**Stated problem:** Your task is to copy each line that has the word "Gorriti".

**Data entries:**
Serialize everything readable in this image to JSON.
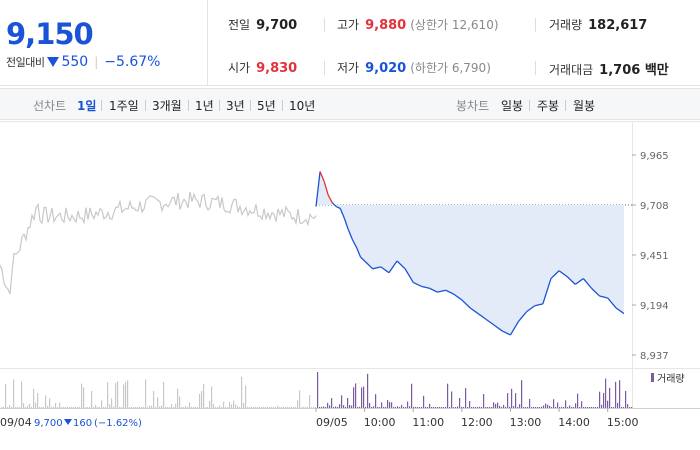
{
  "price": {
    "current": "9,150",
    "change_label": "전일대비",
    "change_value": "550",
    "change_pct": "−5.67%"
  },
  "stats": {
    "prev_close": {
      "label": "전일",
      "value": "9,700"
    },
    "open": {
      "label": "시가",
      "value": "9,830"
    },
    "high": {
      "label": "고가",
      "value": "9,880",
      "limit": "(상한가 12,610)"
    },
    "low": {
      "label": "저가",
      "value": "9,020",
      "limit": "(하한가 6,790)"
    },
    "volume": {
      "label": "거래량",
      "value": "182,617"
    },
    "amount": {
      "label": "거래대금",
      "value": "1,706 백만"
    }
  },
  "period_bar": {
    "line_label": "선차트",
    "line_periods": [
      "1일",
      "1주일",
      "3개월",
      "1년",
      "3년",
      "5년",
      "10년"
    ],
    "active_period": "1일",
    "candle_label": "봉차트",
    "candle_periods": [
      "일봉",
      "주봉",
      "월봉"
    ]
  },
  "colors": {
    "up": "#e2323b",
    "down": "#1a53d6",
    "prev_day_line": "#c8c8c8",
    "fill": "#e3ebf8",
    "volume": "#7a5b9e"
  },
  "chart_data": {
    "type": "line",
    "y_ticks": [
      "9,965",
      "9,708",
      "9,451",
      "9,194",
      "8,937"
    ],
    "ylim": [
      8937,
      9965
    ],
    "reference_line": 9708,
    "x_ticks": [
      "09/05",
      "10:00",
      "11:00",
      "12:00",
      "13:00",
      "14:00",
      "15:00"
    ],
    "volume_legend": "거래량",
    "previous_day": {
      "date": "09/04",
      "close": "9,700",
      "change": "160",
      "change_pct": "(−1.62%)"
    },
    "series": [
      {
        "x": [
          "09:00",
          "09:05",
          "09:10",
          "09:15",
          "09:20",
          "09:25",
          "09:30",
          "09:35",
          "09:40",
          "09:45",
          "09:50",
          "09:55",
          "10:00",
          "10:10",
          "10:20",
          "10:30",
          "10:40",
          "10:50",
          "11:00",
          "11:10",
          "11:20",
          "11:30",
          "11:40",
          "11:50",
          "12:00",
          "12:10",
          "12:20",
          "12:30",
          "12:40",
          "12:50",
          "13:00",
          "13:10",
          "13:20",
          "13:30",
          "13:40",
          "13:50",
          "14:00",
          "14:10",
          "14:20",
          "14:30",
          "14:40",
          "14:50",
          "15:00",
          "15:10",
          "15:20"
        ],
        "values": [
          9700,
          9880,
          9830,
          9760,
          9720,
          9700,
          9690,
          9640,
          9580,
          9530,
          9490,
          9440,
          9420,
          9380,
          9390,
          9360,
          9420,
          9380,
          9310,
          9290,
          9280,
          9260,
          9270,
          9250,
          9220,
          9180,
          9150,
          9120,
          9090,
          9060,
          9040,
          9110,
          9160,
          9190,
          9200,
          9330,
          9370,
          9340,
          9300,
          9330,
          9280,
          9240,
          9230,
          9180,
          9150
        ]
      }
    ]
  }
}
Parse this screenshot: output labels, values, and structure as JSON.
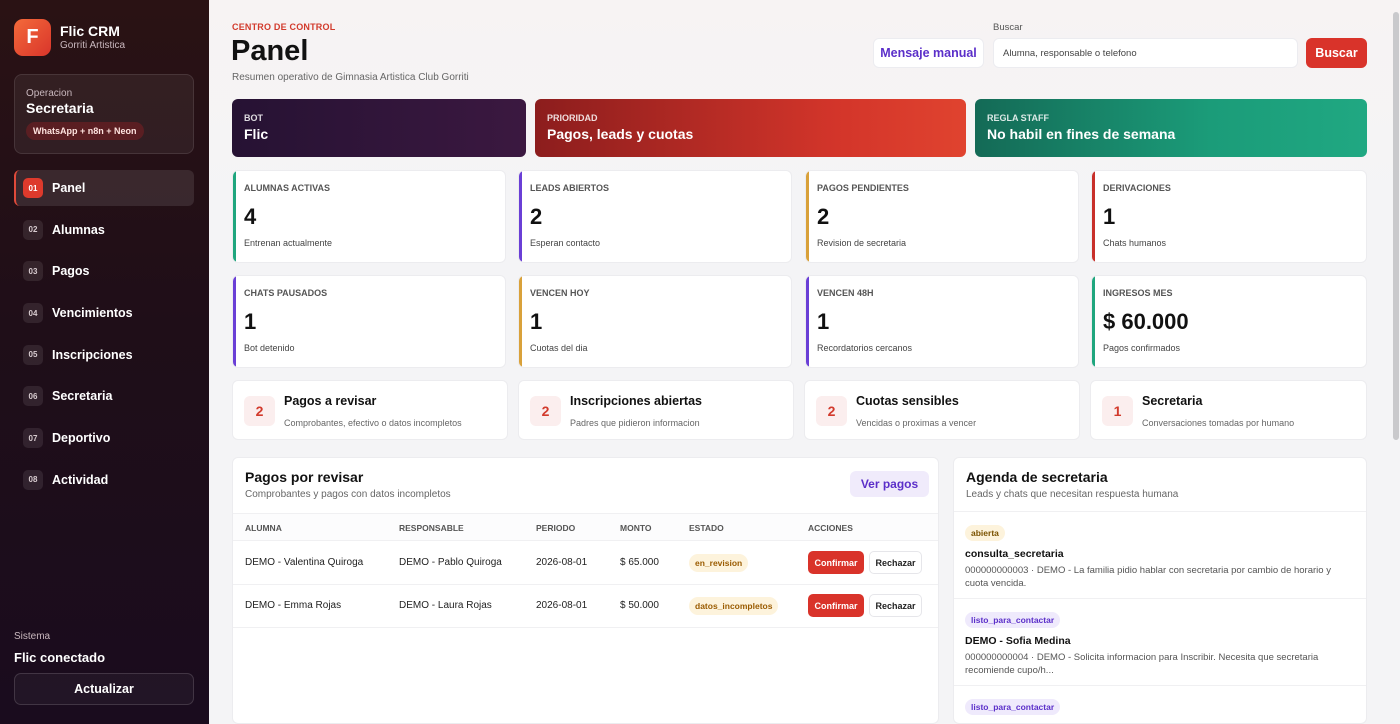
{
  "brand": {
    "logo_letter": "F",
    "name": "Flic CRM",
    "subtitle": "Gorriti Artistica"
  },
  "operation": {
    "label": "Operacion",
    "value": "Secretaria",
    "badge": "WhatsApp + n8n + Neon"
  },
  "nav": [
    {
      "num": "01",
      "label": "Panel",
      "active": true
    },
    {
      "num": "02",
      "label": "Alumnas"
    },
    {
      "num": "03",
      "label": "Pagos"
    },
    {
      "num": "04",
      "label": "Vencimientos"
    },
    {
      "num": "05",
      "label": "Inscripciones"
    },
    {
      "num": "06",
      "label": "Secretaria"
    },
    {
      "num": "07",
      "label": "Deportivo"
    },
    {
      "num": "08",
      "label": "Actividad"
    }
  ],
  "system": {
    "label": "Sistema",
    "value": "Flic conectado",
    "refresh_label": "Actualizar"
  },
  "header": {
    "eyebrow": "CENTRO DE CONTROL",
    "title": "Panel",
    "subtitle": "Resumen operativo de Gimnasia Artistica Club Gorriti",
    "manual_button": "Mensaje manual",
    "search_label": "Buscar",
    "search_placeholder": "Alumna, responsable o telefono",
    "search_button": "Buscar"
  },
  "banners": {
    "bot": {
      "label": "BOT",
      "value": "Flic"
    },
    "priority": {
      "label": "PRIORIDAD",
      "value": "Pagos, leads y cuotas"
    },
    "staff": {
      "label": "REGLA STAFF",
      "value": "No habil en fines de semana"
    }
  },
  "stats": [
    {
      "label": "ALUMNAS ACTIVAS",
      "value": "4",
      "sub": "Entrenan actualmente",
      "accent": "#1fa67e"
    },
    {
      "label": "LEADS ABIERTOS",
      "value": "2",
      "sub": "Esperan contacto",
      "accent": "#6a3fd6"
    },
    {
      "label": "PAGOS PENDIENTES",
      "value": "2",
      "sub": "Revision de secretaria",
      "accent": "#d9a13a"
    },
    {
      "label": "DERIVACIONES",
      "value": "1",
      "sub": "Chats humanos",
      "accent": "#c8302a"
    },
    {
      "label": "CHATS PAUSADOS",
      "value": "1",
      "sub": "Bot detenido",
      "accent": "#6a3fd6"
    },
    {
      "label": "VENCEN HOY",
      "value": "1",
      "sub": "Cuotas del dia",
      "accent": "#d9a13a"
    },
    {
      "label": "VENCEN 48H",
      "value": "1",
      "sub": "Recordatorios cercanos",
      "accent": "#6a3fd6"
    },
    {
      "label": "INGRESOS MES",
      "value": "$ 60.000",
      "sub": "Pagos confirmados",
      "accent": "#1fa67e"
    }
  ],
  "summaries": [
    {
      "num": "2",
      "title": "Pagos a revisar",
      "sub": "Comprobantes, efectivo o datos incompletos"
    },
    {
      "num": "2",
      "title": "Inscripciones abiertas",
      "sub": "Padres que pidieron informacion"
    },
    {
      "num": "2",
      "title": "Cuotas sensibles",
      "sub": "Vencidas o proximas a vencer"
    },
    {
      "num": "1",
      "title": "Secretaria",
      "sub": "Conversaciones tomadas por humano"
    }
  ],
  "payments": {
    "title": "Pagos por revisar",
    "subtitle": "Comprobantes y pagos con datos incompletos",
    "view_button": "Ver pagos",
    "columns": [
      "ALUMNA",
      "RESPONSABLE",
      "PERIODO",
      "MONTO",
      "ESTADO",
      "ACCIONES"
    ],
    "rows": [
      {
        "alumna": "DEMO - Valentina Quiroga",
        "responsable": "DEMO - Pablo Quiroga",
        "periodo": "2026-08-01",
        "monto": "$ 65.000",
        "estado": "en_revision",
        "confirm": "Confirmar",
        "reject": "Rechazar"
      },
      {
        "alumna": "DEMO - Emma Rojas",
        "responsable": "DEMO - Laura Rojas",
        "periodo": "2026-08-01",
        "monto": "$ 50.000",
        "estado": "datos_incompletos",
        "confirm": "Confirmar",
        "reject": "Rechazar"
      }
    ]
  },
  "agenda": {
    "title": "Agenda de secretaria",
    "subtitle": "Leads y chats que necesitan respuesta humana",
    "items": [
      {
        "tag": "abierta",
        "title": "consulta_secretaria",
        "text": "000000000003 · DEMO - La familia pidio hablar con secretaria por cambio de horario y cuota vencida."
      },
      {
        "tag": "listo_para_contactar",
        "title": "DEMO - Sofia Medina",
        "text": "000000000004 · DEMO - Solicita informacion para Inscribir. Necesita que secretaria recomiende cupo/h..."
      },
      {
        "tag": "listo_para_contactar",
        "title": "",
        "text": ""
      }
    ]
  }
}
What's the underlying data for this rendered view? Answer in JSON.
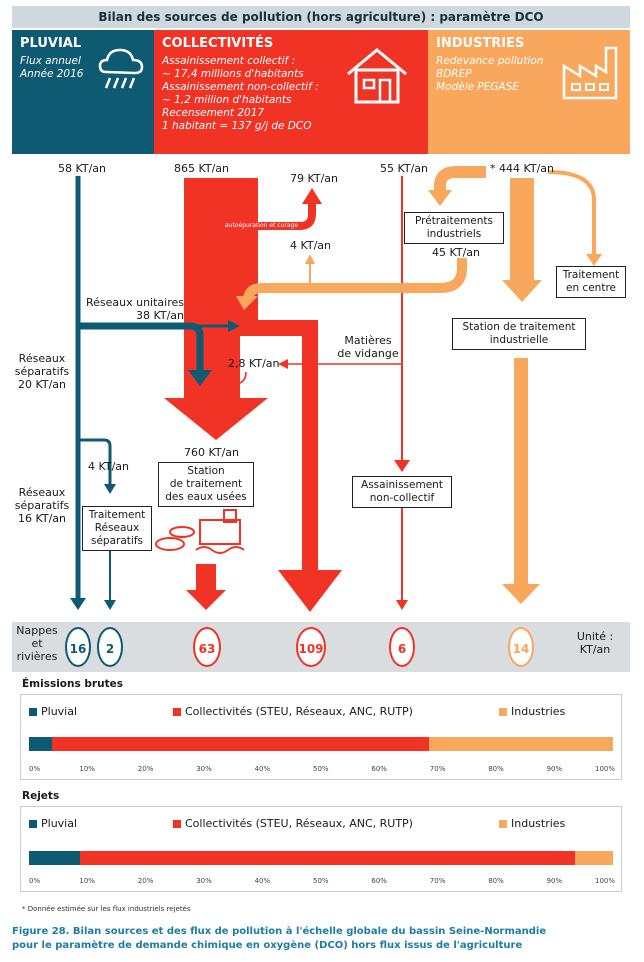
{
  "title": "Bilan des sources de pollution (hors agriculture) : paramètre DCO",
  "panels": {
    "pluvial": {
      "header": "PLUVIAL",
      "lines": [
        "Flux annuel",
        "Année 2016"
      ]
    },
    "collectivites": {
      "header": "COLLECTIVITÉS",
      "lines": [
        "Assainissement collectif :",
        "~ 17,4 millions d'habitants",
        "Assainissement non-collectif :",
        "~ 1,2 million d'habitants",
        "Recensement 2017",
        "1 habitant = 137 g/j de DCO"
      ]
    },
    "industries": {
      "header": "INDUSTRIES",
      "lines": [
        "Redevance pollution",
        "BDREP",
        "Modèle PEGASE"
      ]
    }
  },
  "flows": {
    "pluvial_in": "58 KT/an",
    "coll_in": "865 KT/an",
    "anc_in": "55 KT/an",
    "ind_in": "* 444 KT/an",
    "autoepuration_value": "79 KT/an",
    "autoepuration_label": "autoépuration et curage",
    "upflow": "4 KT/an",
    "pretraitement_value": "45 KT/an",
    "reseaux_unitaires": [
      "Réseaux unitaires",
      "38 KT/an"
    ],
    "reseaux_separatifs_20": [
      "Réseaux",
      "séparatifs",
      "20 KT/an"
    ],
    "reseaux_separatifs_16": [
      "Réseaux",
      "séparatifs",
      "16 KT/an"
    ],
    "matieres_vidange": [
      "Matières",
      "de vidange"
    ],
    "v28": "2,8 KT/an",
    "v760": "760 KT/an",
    "v4b": "4 KT/an"
  },
  "boxes": {
    "pretraitements": [
      "Prétraitements",
      "industriels"
    ],
    "traitement_centre": [
      "Traitement",
      "en centre"
    ],
    "station_industrielle": [
      "Station de traitement",
      "industrielle"
    ],
    "steu": [
      "Station",
      "de traitement",
      "des eaux usées"
    ],
    "anc": [
      "Assainissement",
      "non-collectif"
    ],
    "traitement_separatifs": [
      "Traitement",
      "Réseaux",
      "séparatifs"
    ]
  },
  "band": {
    "left_label": [
      "Nappes",
      "et",
      "rivières"
    ],
    "right_label": [
      "Unité :",
      "KT/an"
    ],
    "values": [
      "16",
      "2",
      "63",
      "109",
      "6",
      "14"
    ]
  },
  "colors": {
    "pluvial": "#0e5a73",
    "collectivites": "#f13326",
    "industries": "#f9a75c"
  },
  "emissions": {
    "title": "Émissions brutes",
    "legend": [
      "Pluvial",
      "Collectivités (STEU, Réseaux, ANC, RUTP)",
      "Industries"
    ],
    "shares": [
      0.04,
      0.645,
      0.315
    ]
  },
  "rejets": {
    "title": "Rejets",
    "legend": [
      "Pluvial",
      "Collectivités (STEU, Réseaux, ANC, RUTP)",
      "Industries"
    ],
    "shares": [
      0.088,
      0.847,
      0.065
    ]
  },
  "axis_ticks": [
    "0%",
    "10%",
    "20%",
    "30%",
    "40%",
    "50%",
    "60%",
    "70%",
    "80%",
    "90%",
    "100%"
  ],
  "note": "* Donnée estimée sur les flux industriels rejetés",
  "caption": [
    "Figure 28. Bilan sources et des flux de pollution à l'échelle globale du bassin Seine-Normandie",
    "pour le paramètre de demande chimique en oxygène (DCO) hors flux issus de l'agriculture"
  ]
}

**Solution for this exercise:**
    "subtitle": "Gorriti Artistica"
    "subtitle": "Resumen operativo de Gimnasia Artistica Club Gorriti",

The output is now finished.